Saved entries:

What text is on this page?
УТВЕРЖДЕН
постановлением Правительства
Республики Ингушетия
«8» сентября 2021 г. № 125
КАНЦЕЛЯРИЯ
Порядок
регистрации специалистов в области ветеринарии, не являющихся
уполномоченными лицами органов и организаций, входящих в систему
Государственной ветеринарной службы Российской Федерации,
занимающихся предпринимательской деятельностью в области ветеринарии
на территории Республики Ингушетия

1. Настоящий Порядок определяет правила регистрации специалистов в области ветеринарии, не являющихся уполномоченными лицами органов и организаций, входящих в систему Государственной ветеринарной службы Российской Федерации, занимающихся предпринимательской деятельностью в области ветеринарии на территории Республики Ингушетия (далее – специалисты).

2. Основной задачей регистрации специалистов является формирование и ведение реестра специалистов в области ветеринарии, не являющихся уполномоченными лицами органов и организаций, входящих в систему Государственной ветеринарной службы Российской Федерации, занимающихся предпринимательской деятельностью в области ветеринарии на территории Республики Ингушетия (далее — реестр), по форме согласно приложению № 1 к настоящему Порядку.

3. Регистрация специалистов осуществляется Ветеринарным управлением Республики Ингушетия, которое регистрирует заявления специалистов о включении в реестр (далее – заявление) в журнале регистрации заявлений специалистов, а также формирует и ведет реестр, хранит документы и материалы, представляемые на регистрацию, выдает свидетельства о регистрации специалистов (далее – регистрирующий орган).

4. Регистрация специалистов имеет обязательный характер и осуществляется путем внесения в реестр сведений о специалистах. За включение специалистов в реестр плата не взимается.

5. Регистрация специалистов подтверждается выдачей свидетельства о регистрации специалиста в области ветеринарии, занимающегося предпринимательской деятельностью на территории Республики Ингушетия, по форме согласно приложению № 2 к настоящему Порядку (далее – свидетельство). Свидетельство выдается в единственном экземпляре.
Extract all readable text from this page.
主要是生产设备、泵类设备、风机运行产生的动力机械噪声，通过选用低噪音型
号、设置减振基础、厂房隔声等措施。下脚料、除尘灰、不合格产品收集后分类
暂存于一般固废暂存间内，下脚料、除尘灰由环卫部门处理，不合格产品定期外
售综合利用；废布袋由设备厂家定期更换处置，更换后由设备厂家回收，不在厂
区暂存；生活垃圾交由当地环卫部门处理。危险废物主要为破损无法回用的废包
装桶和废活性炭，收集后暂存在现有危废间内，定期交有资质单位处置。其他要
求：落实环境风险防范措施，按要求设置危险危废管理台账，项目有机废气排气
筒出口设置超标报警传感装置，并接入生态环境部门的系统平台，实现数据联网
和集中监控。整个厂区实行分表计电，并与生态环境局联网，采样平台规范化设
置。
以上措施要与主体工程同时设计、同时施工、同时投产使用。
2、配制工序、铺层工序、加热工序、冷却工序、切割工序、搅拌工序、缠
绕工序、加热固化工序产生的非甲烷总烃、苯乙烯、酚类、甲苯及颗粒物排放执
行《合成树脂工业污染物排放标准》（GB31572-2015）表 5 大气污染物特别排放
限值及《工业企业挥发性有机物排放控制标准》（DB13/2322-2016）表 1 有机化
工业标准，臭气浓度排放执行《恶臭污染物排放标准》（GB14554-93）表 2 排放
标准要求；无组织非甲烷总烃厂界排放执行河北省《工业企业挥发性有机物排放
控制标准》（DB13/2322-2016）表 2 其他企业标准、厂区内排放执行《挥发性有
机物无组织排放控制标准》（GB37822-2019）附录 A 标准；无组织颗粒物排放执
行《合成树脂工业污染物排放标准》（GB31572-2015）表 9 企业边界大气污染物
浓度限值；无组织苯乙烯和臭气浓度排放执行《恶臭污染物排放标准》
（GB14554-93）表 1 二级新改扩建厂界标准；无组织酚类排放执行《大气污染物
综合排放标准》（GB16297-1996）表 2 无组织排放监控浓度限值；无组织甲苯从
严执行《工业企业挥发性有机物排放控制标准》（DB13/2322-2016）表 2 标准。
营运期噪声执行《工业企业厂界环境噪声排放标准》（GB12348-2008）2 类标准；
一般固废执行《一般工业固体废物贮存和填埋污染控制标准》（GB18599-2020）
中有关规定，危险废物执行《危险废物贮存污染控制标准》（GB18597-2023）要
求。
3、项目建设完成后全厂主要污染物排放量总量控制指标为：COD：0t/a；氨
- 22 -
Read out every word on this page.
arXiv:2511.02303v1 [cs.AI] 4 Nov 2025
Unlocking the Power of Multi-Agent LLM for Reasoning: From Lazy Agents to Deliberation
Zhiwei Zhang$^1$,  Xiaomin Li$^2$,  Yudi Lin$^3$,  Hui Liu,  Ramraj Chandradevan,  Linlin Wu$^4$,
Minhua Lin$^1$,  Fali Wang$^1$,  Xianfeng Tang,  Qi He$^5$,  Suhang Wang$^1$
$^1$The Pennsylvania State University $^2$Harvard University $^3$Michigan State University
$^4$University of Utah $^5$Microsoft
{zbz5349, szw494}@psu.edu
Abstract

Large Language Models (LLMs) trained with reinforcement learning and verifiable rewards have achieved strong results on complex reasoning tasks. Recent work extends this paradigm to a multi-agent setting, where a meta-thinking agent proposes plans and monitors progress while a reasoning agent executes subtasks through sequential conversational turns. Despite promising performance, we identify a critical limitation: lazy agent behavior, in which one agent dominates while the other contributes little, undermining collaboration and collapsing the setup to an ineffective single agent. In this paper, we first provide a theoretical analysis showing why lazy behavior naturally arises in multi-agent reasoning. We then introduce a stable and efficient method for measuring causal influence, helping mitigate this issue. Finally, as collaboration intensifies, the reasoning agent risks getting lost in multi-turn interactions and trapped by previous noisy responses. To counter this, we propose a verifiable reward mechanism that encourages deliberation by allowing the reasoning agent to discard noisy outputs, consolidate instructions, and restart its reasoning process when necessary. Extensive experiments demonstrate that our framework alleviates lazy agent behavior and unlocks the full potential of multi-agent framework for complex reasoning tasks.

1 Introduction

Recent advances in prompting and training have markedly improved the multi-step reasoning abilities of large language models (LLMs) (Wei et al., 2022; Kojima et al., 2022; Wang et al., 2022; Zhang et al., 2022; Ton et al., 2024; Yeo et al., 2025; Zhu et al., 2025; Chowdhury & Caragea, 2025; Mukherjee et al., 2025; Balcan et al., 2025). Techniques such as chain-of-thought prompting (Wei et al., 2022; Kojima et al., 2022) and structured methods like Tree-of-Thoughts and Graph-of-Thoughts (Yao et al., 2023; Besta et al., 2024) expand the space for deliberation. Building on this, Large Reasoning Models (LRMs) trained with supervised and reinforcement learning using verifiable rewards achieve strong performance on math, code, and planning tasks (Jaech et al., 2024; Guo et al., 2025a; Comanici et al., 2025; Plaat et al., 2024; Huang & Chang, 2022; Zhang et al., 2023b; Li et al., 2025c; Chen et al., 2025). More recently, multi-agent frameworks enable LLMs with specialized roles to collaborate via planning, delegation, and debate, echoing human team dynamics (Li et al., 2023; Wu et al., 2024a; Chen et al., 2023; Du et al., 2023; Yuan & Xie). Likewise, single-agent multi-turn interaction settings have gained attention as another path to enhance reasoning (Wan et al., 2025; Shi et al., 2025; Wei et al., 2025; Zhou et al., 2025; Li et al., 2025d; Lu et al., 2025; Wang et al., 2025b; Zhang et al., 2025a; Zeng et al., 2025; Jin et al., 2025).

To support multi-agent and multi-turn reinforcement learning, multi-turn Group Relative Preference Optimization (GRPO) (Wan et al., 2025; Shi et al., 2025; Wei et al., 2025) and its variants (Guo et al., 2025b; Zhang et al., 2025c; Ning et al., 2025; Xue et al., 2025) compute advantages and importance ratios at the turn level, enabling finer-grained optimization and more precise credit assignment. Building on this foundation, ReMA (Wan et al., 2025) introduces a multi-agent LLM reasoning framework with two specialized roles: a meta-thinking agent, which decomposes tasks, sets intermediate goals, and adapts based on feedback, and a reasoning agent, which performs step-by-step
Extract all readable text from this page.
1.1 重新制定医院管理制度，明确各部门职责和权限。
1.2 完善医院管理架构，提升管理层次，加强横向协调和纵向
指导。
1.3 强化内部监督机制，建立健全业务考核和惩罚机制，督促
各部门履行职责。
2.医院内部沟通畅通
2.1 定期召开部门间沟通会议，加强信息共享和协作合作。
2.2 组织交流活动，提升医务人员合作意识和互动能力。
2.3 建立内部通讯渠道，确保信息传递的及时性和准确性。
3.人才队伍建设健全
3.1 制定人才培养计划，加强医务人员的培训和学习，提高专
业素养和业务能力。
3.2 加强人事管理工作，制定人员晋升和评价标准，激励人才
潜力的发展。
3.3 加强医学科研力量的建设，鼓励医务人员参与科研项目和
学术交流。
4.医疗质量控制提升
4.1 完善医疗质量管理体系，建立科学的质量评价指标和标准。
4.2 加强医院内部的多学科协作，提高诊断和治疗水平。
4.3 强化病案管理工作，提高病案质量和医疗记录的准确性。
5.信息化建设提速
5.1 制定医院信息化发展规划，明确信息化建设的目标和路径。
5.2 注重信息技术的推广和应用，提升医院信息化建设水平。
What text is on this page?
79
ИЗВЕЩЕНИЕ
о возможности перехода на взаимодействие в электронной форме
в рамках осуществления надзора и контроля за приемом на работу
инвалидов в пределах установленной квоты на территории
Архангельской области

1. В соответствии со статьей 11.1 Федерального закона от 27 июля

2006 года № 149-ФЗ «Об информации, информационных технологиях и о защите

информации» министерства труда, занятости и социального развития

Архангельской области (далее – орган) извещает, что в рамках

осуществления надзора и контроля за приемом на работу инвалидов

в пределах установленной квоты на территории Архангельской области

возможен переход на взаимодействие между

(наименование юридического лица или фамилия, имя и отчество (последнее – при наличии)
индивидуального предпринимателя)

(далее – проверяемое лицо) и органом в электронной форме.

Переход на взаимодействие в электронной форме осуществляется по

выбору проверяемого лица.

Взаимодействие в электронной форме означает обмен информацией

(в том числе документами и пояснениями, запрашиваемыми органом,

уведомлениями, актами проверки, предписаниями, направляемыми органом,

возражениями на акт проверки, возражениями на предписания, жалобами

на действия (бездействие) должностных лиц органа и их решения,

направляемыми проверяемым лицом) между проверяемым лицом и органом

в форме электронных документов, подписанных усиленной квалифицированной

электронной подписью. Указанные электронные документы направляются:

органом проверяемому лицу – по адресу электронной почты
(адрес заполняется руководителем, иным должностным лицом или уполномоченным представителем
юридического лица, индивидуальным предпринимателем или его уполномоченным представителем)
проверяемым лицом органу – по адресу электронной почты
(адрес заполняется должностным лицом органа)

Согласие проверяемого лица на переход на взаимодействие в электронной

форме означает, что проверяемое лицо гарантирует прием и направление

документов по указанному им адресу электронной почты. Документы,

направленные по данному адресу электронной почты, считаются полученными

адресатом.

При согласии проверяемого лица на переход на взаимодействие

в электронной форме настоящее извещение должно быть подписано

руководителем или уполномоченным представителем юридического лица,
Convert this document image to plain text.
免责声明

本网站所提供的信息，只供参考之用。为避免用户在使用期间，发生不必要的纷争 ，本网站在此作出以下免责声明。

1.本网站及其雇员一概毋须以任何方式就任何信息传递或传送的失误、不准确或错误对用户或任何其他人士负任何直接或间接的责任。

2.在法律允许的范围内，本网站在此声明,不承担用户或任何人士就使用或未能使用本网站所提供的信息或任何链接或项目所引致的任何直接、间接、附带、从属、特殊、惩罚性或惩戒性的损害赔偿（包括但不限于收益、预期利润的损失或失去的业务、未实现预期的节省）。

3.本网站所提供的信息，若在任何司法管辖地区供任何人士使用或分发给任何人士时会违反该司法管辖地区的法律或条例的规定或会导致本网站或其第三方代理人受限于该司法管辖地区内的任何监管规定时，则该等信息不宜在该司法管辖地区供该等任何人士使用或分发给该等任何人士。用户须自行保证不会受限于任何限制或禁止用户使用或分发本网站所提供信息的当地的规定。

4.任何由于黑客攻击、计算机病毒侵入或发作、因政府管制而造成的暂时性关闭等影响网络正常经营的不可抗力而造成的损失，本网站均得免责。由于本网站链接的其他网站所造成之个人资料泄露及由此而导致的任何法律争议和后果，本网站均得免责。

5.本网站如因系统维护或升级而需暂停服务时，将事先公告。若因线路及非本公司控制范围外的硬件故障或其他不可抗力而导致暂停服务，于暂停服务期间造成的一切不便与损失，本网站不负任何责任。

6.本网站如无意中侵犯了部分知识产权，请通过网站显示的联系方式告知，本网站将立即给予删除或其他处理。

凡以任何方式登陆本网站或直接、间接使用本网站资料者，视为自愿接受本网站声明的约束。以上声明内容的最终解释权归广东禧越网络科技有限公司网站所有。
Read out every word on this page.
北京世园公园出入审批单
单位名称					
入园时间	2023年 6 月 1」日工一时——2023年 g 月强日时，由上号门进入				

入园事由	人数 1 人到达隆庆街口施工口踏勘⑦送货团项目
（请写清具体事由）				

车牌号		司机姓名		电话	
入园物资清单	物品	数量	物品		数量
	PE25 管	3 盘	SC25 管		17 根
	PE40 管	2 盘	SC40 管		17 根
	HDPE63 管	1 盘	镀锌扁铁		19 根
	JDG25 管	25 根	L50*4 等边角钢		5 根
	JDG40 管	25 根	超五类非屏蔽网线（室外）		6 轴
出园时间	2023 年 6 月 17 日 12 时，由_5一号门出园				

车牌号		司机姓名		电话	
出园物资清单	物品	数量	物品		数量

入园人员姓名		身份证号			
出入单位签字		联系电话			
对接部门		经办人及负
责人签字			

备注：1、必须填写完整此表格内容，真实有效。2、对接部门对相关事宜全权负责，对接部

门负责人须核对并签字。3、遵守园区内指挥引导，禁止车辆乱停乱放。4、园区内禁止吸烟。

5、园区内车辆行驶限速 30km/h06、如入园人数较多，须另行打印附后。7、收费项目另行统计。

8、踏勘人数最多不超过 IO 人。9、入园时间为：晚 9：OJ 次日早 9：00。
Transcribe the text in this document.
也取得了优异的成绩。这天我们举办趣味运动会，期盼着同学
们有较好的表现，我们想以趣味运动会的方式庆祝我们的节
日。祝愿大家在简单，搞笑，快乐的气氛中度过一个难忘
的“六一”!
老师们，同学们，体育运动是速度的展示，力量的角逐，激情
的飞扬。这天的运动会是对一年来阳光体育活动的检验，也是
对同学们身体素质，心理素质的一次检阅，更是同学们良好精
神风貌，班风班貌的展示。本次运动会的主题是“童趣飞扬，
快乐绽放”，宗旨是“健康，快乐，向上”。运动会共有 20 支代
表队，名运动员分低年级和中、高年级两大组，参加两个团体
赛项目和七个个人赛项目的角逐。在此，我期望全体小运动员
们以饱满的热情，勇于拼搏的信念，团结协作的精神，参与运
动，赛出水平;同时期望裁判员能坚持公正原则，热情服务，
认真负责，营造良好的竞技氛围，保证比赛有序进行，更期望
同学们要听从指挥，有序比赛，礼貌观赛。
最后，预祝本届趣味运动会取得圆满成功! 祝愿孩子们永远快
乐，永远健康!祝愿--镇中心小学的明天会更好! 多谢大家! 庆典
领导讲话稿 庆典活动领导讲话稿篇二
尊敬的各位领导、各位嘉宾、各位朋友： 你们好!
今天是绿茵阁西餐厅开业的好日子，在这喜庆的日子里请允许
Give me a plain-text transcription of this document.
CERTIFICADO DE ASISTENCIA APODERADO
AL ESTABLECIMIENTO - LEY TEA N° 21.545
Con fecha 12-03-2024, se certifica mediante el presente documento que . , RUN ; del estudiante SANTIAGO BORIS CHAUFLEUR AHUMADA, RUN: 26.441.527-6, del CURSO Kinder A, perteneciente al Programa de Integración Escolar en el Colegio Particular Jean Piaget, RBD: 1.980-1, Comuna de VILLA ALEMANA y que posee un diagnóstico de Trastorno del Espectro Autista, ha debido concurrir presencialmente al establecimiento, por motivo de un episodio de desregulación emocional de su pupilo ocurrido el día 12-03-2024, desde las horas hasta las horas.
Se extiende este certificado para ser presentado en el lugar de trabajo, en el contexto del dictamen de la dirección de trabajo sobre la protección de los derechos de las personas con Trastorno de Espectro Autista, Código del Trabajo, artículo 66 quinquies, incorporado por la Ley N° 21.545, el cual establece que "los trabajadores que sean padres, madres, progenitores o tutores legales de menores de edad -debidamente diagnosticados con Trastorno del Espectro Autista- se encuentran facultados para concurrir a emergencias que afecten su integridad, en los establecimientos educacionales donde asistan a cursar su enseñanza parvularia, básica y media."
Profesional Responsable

_Your task_
Show every line from the entries above in which the word "представителем" appears.

_Response for this exercise_
(адрес заполняется руководителем, иным должностным лицом или уполномоченным представителем
юридического лица, индивидуальным предпринимателем или его уполномоченным представителем)
руководителем или уполномоченным представителем юридического лица,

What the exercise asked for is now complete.